=== Stated goal ===
Filter the data for lines with the word "Complete", then copy every line so identified.
'''
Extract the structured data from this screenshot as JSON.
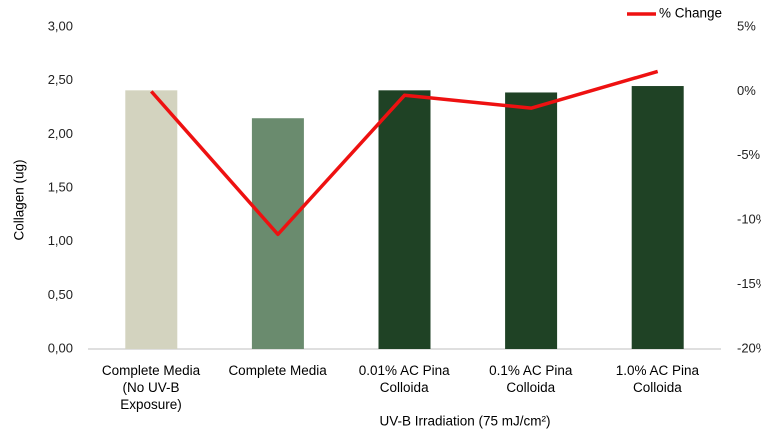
{
  "chart_data": {
    "type": "bar_line",
    "categories": [
      "Complete Media\n(No UV-B\nExposure)",
      "Complete Media",
      "0.01% AC Pina\nColloida",
      "0.1% AC Pina\nColloida",
      "1.0% AC Pina\nColloida"
    ],
    "series": [
      {
        "name": "Collagen",
        "type": "bar",
        "colors": [
          "#d3d3bf",
          "#6a8b6e",
          "#1f4225",
          "#1f4225",
          "#1f4225"
        ],
        "values": [
          2.41,
          2.15,
          2.41,
          2.39,
          2.45
        ]
      },
      {
        "name": "% Change",
        "type": "line",
        "axis": "y2",
        "color": "#ee1111",
        "values": [
          0,
          -11.1,
          -0.3,
          -1.3,
          1.55
        ]
      }
    ],
    "ylabel": "Collagen (ug)",
    "xlabel": "UV-B Irradiation (75 mJ/cm²)",
    "ylim": [
      0,
      3
    ],
    "yticks": [
      {
        "value": 0,
        "label": "0,00"
      },
      {
        "value": 0.5,
        "label": "0,50"
      },
      {
        "value": 1,
        "label": "1,00"
      },
      {
        "value": 1.5,
        "label": "1,50"
      },
      {
        "value": 2,
        "label": "2,00"
      },
      {
        "value": 2.5,
        "label": "2,50"
      },
      {
        "value": 3,
        "label": "3,00"
      }
    ],
    "y2lim": [
      -20,
      5
    ],
    "y2ticks": [
      {
        "value": -20,
        "label": "-20%"
      },
      {
        "value": -15,
        "label": "-15%"
      },
      {
        "value": -10,
        "label": "-10%"
      },
      {
        "value": -5,
        "label": "-5%"
      },
      {
        "value": 0,
        "label": "0%"
      },
      {
        "value": 5,
        "label": "5%"
      }
    ],
    "grid": false,
    "legend": "top-right"
  }
}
'''
=== Final result ===
      "Complete Media\n(No UV-B\nExposure)",
      "Complete Media",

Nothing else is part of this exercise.